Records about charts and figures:
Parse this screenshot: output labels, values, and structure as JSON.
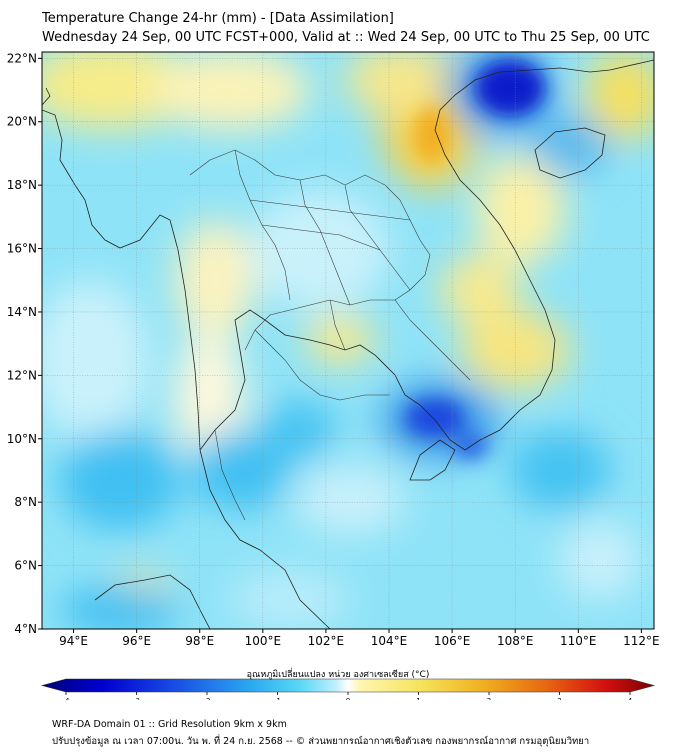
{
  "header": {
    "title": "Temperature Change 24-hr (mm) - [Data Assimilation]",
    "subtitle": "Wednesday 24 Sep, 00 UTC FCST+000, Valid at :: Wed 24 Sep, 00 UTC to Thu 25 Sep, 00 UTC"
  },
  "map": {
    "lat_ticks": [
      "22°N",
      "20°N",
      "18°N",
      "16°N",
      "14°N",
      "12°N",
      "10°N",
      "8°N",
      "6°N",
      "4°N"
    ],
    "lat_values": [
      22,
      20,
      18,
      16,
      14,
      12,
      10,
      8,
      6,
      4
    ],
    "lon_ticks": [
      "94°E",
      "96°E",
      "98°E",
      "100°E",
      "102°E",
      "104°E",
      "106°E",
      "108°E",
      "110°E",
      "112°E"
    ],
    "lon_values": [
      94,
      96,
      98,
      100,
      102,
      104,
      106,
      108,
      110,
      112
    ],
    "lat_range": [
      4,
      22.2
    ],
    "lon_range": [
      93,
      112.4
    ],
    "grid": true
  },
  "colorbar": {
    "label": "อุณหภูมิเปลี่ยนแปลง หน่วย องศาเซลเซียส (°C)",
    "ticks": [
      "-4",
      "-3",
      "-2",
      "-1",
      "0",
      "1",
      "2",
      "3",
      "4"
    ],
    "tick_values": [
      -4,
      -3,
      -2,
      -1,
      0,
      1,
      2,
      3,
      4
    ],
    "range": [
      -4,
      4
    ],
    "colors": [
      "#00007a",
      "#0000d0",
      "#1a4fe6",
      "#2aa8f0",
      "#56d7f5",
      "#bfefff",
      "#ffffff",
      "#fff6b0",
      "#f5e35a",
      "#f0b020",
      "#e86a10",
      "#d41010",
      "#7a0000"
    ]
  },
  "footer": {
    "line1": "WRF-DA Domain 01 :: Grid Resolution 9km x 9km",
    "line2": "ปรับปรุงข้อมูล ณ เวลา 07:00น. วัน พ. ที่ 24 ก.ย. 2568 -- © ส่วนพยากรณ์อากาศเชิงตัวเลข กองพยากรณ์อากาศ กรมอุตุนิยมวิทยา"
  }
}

> [OBJECTIVE]:
Transcribe every entry word for word, but omit the pictures.

> [COMPLETE RESPONSE]:
Parse this screenshot: output labels, values, and structure as JSON.
{
  "header": {
    "title": "Temperature Change 24-hr (mm) - [Data Assimilation]",
    "subtitle": "Wednesday 24 Sep, 00 UTC FCST+000, Valid at :: Wed 24 Sep, 00 UTC to Thu 25 Sep, 00 UTC"
  },
  "map": {
    "lat_ticks": [
      "22°N",
      "20°N",
      "18°N",
      "16°N",
      "14°N",
      "12°N",
      "10°N",
      "8°N",
      "6°N",
      "4°N"
    ],
    "lat_values": [
      22,
      20,
      18,
      16,
      14,
      12,
      10,
      8,
      6,
      4
    ],
    "lon_ticks": [
      "94°E",
      "96°E",
      "98°E",
      "100°E",
      "102°E",
      "104°E",
      "106°E",
      "108°E",
      "110°E",
      "112°E"
    ],
    "lon_values": [
      94,
      96,
      98,
      100,
      102,
      104,
      106,
      108,
      110,
      112
    ],
    "lat_range": [
      4,
      22.2
    ],
    "lon_range": [
      93,
      112.4
    ],
    "grid": true
  },
  "colorbar": {
    "label": "อุณหภูมิเปลี่ยนแปลง หน่วย องศาเซลเซียส (°C)",
    "ticks": [
      "-4",
      "-3",
      "-2",
      "-1",
      "0",
      "1",
      "2",
      "3",
      "4"
    ],
    "tick_values": [
      -4,
      -3,
      -2,
      -1,
      0,
      1,
      2,
      3,
      4
    ],
    "range": [
      -4,
      4
    ],
    "colors": [
      "#00007a",
      "#0000d0",
      "#1a4fe6",
      "#2aa8f0",
      "#56d7f5",
      "#bfefff",
      "#ffffff",
      "#fff6b0",
      "#f5e35a",
      "#f0b020",
      "#e86a10",
      "#d41010",
      "#7a0000"
    ]
  },
  "footer": {
    "line1": "WRF-DA Domain 01 :: Grid Resolution 9km x 9km",
    "line2": "ปรับปรุงข้อมูล ณ เวลา 07:00น. วัน พ. ที่ 24 ก.ย. 2568 -- © ส่วนพยากรณ์อากาศเชิงตัวเลข กองพยากรณ์อากาศ กรมอุตุนิยมวิทยา"
  }
}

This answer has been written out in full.